**Exercise brief**
Your answer must match the data word for word.

**Material provided**
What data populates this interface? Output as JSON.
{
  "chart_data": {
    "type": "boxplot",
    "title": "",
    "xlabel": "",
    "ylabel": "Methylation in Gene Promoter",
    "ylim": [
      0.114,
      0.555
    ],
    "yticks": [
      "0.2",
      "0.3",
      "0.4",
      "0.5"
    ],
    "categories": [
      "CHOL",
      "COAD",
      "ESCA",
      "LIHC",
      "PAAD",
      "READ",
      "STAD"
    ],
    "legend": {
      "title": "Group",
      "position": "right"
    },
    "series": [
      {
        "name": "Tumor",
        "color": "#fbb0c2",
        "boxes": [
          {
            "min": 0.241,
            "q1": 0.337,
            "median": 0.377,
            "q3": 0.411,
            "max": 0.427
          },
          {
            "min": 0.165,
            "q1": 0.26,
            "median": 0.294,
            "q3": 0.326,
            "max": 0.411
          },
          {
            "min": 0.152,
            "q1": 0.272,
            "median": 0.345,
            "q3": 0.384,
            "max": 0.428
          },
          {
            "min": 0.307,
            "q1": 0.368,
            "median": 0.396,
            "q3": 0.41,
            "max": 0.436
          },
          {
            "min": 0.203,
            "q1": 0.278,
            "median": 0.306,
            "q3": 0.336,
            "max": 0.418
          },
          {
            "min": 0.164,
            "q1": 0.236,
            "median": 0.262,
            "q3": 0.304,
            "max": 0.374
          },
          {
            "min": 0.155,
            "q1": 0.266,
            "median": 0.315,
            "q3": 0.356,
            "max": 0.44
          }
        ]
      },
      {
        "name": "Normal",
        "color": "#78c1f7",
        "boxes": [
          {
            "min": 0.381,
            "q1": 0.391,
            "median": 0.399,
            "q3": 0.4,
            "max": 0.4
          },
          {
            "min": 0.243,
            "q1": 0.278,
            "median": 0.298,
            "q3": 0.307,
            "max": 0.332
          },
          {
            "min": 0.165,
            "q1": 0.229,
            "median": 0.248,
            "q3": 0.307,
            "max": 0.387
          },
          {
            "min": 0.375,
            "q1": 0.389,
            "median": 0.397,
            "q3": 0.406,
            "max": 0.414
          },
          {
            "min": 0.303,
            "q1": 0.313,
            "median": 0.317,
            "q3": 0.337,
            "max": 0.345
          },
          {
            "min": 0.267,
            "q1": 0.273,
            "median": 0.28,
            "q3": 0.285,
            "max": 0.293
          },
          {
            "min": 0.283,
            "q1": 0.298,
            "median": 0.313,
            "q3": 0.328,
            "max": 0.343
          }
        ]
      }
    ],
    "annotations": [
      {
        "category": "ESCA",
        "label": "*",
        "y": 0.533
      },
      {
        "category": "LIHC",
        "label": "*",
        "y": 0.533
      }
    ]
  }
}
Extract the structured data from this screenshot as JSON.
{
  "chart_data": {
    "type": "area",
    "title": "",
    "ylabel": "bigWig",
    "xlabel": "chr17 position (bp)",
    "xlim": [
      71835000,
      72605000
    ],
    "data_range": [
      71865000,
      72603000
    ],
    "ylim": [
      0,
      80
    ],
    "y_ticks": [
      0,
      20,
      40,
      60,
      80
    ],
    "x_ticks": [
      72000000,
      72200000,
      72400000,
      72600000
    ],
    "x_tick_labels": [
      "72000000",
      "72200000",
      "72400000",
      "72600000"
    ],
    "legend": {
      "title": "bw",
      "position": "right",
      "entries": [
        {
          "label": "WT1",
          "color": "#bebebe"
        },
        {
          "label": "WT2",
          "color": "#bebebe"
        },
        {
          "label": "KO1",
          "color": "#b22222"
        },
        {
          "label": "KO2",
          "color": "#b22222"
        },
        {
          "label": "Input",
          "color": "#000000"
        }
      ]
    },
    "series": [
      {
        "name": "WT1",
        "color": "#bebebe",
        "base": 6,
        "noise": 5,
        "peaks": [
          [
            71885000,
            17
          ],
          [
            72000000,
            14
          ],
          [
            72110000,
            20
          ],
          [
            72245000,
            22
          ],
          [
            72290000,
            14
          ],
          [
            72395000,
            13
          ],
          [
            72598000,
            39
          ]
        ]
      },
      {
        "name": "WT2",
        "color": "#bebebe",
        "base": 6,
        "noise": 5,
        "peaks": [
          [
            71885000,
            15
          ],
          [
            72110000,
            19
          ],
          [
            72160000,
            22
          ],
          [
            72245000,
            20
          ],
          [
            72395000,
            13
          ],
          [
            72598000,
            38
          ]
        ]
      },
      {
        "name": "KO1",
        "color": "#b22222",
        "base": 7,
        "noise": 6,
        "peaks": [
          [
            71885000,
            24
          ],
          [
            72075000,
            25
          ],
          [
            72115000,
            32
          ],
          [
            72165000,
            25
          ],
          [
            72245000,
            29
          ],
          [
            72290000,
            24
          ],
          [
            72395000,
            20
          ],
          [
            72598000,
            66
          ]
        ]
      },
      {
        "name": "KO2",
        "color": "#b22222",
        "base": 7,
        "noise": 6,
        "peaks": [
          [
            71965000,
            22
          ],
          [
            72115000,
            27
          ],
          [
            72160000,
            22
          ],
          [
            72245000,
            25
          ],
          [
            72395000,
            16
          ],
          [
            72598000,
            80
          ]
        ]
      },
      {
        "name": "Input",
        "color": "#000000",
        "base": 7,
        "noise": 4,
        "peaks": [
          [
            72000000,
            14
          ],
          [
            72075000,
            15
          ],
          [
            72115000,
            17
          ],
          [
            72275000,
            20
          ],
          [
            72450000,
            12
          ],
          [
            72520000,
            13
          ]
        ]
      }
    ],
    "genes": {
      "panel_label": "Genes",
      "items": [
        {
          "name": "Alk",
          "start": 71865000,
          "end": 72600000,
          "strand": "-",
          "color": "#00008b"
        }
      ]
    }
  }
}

**Answer**
What data populates this interface? Output as JSON.
{
  "chart_data": {
    "type": "boxplot",
    "title": "",
    "xlabel": "",
    "ylabel": "Methylation in Gene Promoter",
    "ylim": [
      0.114,
      0.555
    ],
    "yticks": [
      "0.2",
      "0.3",
      "0.4",
      "0.5"
    ],
    "categories": [
      "CHOL",
      "COAD",
      "ESCA",
      "LIHC",
      "PAAD",
      "READ",
      "STAD"
    ],
    "legend": {
      "title": "Group",
      "position": "right"
    },
    "series": [
      {
        "name": "Tumor",
        "color": "#fbb0c2",
        "boxes": [
          {
            "min": 0.241,
            "q1": 0.337,
            "median": 0.377,
            "q3": 0.411,
            "max": 0.427
          },
          {
            "min": 0.165,
            "q1": 0.26,
            "median": 0.294,
            "q3": 0.326,
            "max": 0.411
          },
          {
            "min": 0.152,
            "q1": 0.272,
            "median": 0.345,
            "q3": 0.384,
            "max": 0.428
          },
          {
            "min": 0.307,
            "q1": 0.368,
            "median": 0.396,
            "q3": 0.41,
            "max": 0.436
          },
          {
            "min": 0.203,
            "q1": 0.278,
            "median": 0.306,
            "q3": 0.336,
            "max": 0.418
          },
          {
            "min": 0.164,
            "q1": 0.236,
            "median": 0.262,
            "q3": 0.304,
            "max": 0.374
          },
          {
            "min": 0.155,
            "q1": 0.266,
            "median": 0.315,
            "q3": 0.356,
            "max": 0.44
          }
        ]
      },
      {
        "name": "Normal",
        "color": "#78c1f7",
        "boxes": [
          {
            "min": 0.381,
            "q1": 0.391,
            "median": 0.399,
            "q3": 0.4,
            "max": 0.4
          },
          {
            "min": 0.243,
            "q1": 0.278,
            "median": 0.298,
            "q3": 0.307,
            "max": 0.332
          },
          {
            "min": 0.165,
            "q1": 0.229,
            "median": 0.248,
            "q3": 0.307,
            "max": 0.387
          },
          {
            "min": 0.375,
            "q1": 0.389,
            "median": 0.397,
            "q3": 0.406,
            "max": 0.414
          },
          {
            "min": 0.303,
            "q1": 0.313,
            "median": 0.317,
            "q3": 0.337,
            "max": 0.345
          },
          {
            "min": 0.267,
            "q1": 0.273,
            "median": 0.28,
            "q3": 0.285,
            "max": 0.293
          },
          {
            "min": 0.283,
            "q1": 0.298,
            "median": 0.313,
            "q3": 0.328,
            "max": 0.343
          }
        ]
      }
    ],
    "annotations": [
      {
        "category": "ESCA",
        "label": "*",
        "y": 0.533
      },
      {
        "category": "LIHC",
        "label": "*",
        "y": 0.533
      }
    ]
  }
}
Extract the structured data from this screenshot as JSON.
{
  "chart_data": {
    "type": "area",
    "title": "",
    "ylabel": "bigWig",
    "xlabel": "chr17 position (bp)",
    "xlim": [
      71835000,
      72605000
    ],
    "data_range": [
      71865000,
      72603000
    ],
    "ylim": [
      0,
      80
    ],
    "y_ticks": [
      0,
      20,
      40,
      60,
      80
    ],
    "x_ticks": [
      72000000,
      72200000,
      72400000,
      72600000
    ],
    "x_tick_labels": [
      "72000000",
      "72200000",
      "72400000",
      "72600000"
    ],
    "legend": {
      "title": "bw",
      "position": "right",
      "entries": [
        {
          "label": "WT1",
          "color": "#bebebe"
        },
        {
          "label": "WT2",
          "color": "#bebebe"
        },
        {
          "label": "KO1",
          "color": "#b22222"
        },
        {
          "label": "KO2",
          "color": "#b22222"
        },
        {
          "label": "Input",
          "color": "#000000"
        }
      ]
    },
    "series": [
      {
        "name": "WT1",
        "color": "#bebebe",
        "base": 6,
        "noise": 5,
        "peaks": [
          [
            71885000,
            17
          ],
          [
            72000000,
            14
          ],
          [
            72110000,
            20
          ],
          [
            72245000,
            22
          ],
          [
            72290000,
            14
          ],
          [
            72395000,
            13
          ],
          [
            72598000,
            39
          ]
        ]
      },
      {
        "name": "WT2",
        "color": "#bebebe",
        "base": 6,
        "noise": 5,
        "peaks": [
          [
            71885000,
            15
          ],
          [
            72110000,
            19
          ],
          [
            72160000,
            22
          ],
          [
            72245000,
            20
          ],
          [
            72395000,
            13
          ],
          [
            72598000,
            38
          ]
        ]
      },
      {
        "name": "KO1",
        "color": "#b22222",
        "base": 7,
        "noise": 6,
        "peaks": [
          [
            71885000,
            24
          ],
          [
            72075000,
            25
          ],
          [
            72115000,
            32
          ],
          [
            72165000,
            25
          ],
          [
            72245000,
            29
          ],
          [
            72290000,
            24
          ],
          [
            72395000,
            20
          ],
          [
            72598000,
            66
          ]
        ]
      },
      {
        "name": "KO2",
        "color": "#b22222",
        "base": 7,
        "noise": 6,
        "peaks": [
          [
            71965000,
            22
          ],
          [
            72115000,
            27
          ],
          [
            72160000,
            22
          ],
          [
            72245000,
            25
          ],
          [
            72395000,
            16
          ],
          [
            72598000,
            80
          ]
        ]
      },
      {
        "name": "Input",
        "color": "#000000",
        "base": 7,
        "noise": 4,
        "peaks": [
          [
            72000000,
            14
          ],
          [
            72075000,
            15
          ],
          [
            72115000,
            17
          ],
          [
            72275000,
            20
          ],
          [
            72450000,
            12
          ],
          [
            72520000,
            13
          ]
        ]
      }
    ],
    "genes": {
      "panel_label": "Genes",
      "items": [
        {
          "name": "Alk",
          "start": 71865000,
          "end": 72600000,
          "strand": "-",
          "color": "#00008b"
        }
      ]
    }
  }
}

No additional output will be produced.